Return the count of lines that mention "JEST", with no other words.

********************

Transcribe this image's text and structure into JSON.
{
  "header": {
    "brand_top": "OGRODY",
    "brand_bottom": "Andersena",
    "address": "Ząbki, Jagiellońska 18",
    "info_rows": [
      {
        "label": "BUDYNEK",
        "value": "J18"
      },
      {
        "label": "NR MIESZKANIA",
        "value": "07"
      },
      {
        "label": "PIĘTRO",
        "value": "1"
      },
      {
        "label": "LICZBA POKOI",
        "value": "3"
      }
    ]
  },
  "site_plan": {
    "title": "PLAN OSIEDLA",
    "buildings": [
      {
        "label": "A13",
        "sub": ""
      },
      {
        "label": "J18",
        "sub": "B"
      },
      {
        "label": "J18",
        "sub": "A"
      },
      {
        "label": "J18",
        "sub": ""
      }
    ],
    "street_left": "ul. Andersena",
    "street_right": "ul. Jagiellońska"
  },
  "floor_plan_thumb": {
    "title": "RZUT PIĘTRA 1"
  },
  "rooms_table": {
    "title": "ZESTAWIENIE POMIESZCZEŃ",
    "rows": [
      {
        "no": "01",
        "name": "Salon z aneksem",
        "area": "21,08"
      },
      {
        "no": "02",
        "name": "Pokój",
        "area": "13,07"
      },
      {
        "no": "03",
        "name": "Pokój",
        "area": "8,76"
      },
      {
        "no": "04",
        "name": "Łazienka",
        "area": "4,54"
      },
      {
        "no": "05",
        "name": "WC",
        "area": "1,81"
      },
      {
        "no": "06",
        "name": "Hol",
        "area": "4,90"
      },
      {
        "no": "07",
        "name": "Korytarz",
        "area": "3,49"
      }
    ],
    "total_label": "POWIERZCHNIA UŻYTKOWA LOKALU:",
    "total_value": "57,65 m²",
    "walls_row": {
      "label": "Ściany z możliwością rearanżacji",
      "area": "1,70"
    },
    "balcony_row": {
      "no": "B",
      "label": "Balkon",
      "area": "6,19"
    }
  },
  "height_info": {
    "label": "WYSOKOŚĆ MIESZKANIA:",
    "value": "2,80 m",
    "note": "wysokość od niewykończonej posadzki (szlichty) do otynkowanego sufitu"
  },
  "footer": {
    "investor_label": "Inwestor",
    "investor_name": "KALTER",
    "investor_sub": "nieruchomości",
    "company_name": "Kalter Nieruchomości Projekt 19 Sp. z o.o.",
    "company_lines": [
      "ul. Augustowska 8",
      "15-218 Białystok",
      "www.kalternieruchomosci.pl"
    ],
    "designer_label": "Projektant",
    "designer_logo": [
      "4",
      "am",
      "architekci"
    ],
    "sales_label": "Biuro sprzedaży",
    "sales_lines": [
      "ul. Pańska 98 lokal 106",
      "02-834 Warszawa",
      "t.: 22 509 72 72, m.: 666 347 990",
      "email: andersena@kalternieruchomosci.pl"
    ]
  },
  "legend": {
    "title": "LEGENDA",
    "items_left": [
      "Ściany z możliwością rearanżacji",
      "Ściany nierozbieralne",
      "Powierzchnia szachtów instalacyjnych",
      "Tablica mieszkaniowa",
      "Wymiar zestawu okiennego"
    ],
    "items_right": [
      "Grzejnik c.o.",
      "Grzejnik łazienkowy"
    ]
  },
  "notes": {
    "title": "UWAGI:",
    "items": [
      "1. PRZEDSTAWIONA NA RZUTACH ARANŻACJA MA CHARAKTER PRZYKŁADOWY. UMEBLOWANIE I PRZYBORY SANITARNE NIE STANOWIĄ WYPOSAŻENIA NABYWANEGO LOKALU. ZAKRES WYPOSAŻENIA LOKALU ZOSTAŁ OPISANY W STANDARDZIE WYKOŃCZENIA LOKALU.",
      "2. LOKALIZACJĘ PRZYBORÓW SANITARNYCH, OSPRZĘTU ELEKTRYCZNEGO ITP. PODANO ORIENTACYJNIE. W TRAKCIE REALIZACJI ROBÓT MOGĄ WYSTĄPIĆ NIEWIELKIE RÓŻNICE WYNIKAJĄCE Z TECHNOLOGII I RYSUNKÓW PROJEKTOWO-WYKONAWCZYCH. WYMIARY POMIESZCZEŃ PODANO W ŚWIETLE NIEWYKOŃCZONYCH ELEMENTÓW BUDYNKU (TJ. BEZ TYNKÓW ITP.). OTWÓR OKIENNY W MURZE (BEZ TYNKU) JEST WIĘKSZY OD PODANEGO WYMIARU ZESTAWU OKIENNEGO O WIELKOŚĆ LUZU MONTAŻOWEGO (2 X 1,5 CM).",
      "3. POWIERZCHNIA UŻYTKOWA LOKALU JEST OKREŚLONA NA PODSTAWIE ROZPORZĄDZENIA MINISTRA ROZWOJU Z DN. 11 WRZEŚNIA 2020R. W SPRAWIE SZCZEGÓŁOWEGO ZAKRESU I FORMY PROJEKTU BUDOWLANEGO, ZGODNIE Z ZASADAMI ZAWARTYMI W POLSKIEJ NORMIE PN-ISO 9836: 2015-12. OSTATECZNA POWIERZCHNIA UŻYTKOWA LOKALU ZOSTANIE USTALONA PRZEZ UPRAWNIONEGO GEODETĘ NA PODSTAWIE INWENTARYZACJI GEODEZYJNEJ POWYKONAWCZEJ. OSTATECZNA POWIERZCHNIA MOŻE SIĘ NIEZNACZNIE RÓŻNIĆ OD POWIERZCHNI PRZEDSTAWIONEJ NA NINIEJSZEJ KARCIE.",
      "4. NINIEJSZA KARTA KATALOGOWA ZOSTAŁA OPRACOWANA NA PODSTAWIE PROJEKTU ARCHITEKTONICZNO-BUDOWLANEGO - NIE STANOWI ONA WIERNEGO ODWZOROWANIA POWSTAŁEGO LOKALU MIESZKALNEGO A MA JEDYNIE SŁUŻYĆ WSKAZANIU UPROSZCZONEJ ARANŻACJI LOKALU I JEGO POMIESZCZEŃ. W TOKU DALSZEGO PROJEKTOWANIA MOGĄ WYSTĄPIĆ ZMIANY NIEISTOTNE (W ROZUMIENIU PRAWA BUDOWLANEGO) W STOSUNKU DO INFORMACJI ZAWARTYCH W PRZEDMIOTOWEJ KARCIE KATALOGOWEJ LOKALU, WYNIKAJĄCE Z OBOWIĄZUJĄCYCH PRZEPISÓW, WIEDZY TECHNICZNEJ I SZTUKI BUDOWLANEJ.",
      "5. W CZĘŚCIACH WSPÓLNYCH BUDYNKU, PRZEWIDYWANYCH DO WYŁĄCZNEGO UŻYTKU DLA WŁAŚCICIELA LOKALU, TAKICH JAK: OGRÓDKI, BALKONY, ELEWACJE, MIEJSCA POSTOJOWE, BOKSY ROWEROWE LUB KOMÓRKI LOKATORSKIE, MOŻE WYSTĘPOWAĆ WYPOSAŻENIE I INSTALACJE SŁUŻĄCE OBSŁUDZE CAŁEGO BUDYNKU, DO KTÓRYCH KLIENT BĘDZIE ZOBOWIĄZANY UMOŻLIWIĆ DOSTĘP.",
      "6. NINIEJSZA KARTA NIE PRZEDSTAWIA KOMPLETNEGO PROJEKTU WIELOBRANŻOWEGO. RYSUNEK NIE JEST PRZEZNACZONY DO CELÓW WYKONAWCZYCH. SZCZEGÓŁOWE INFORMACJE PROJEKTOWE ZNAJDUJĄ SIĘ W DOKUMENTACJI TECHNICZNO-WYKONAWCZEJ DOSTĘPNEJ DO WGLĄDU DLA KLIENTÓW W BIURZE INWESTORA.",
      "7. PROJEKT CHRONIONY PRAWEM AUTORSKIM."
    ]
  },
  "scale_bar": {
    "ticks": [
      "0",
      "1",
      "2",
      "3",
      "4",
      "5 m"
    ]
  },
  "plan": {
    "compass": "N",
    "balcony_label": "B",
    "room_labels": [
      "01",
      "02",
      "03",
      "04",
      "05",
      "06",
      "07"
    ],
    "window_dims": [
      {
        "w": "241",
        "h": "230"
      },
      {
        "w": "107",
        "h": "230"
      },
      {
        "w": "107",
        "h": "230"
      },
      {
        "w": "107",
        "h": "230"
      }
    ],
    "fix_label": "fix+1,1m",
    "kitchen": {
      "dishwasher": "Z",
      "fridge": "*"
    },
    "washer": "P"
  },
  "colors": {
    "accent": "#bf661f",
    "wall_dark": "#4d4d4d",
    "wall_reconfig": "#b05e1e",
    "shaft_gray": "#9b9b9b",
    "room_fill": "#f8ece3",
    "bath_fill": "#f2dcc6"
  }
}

********************

ANSWER TO THIS EXERCISE
3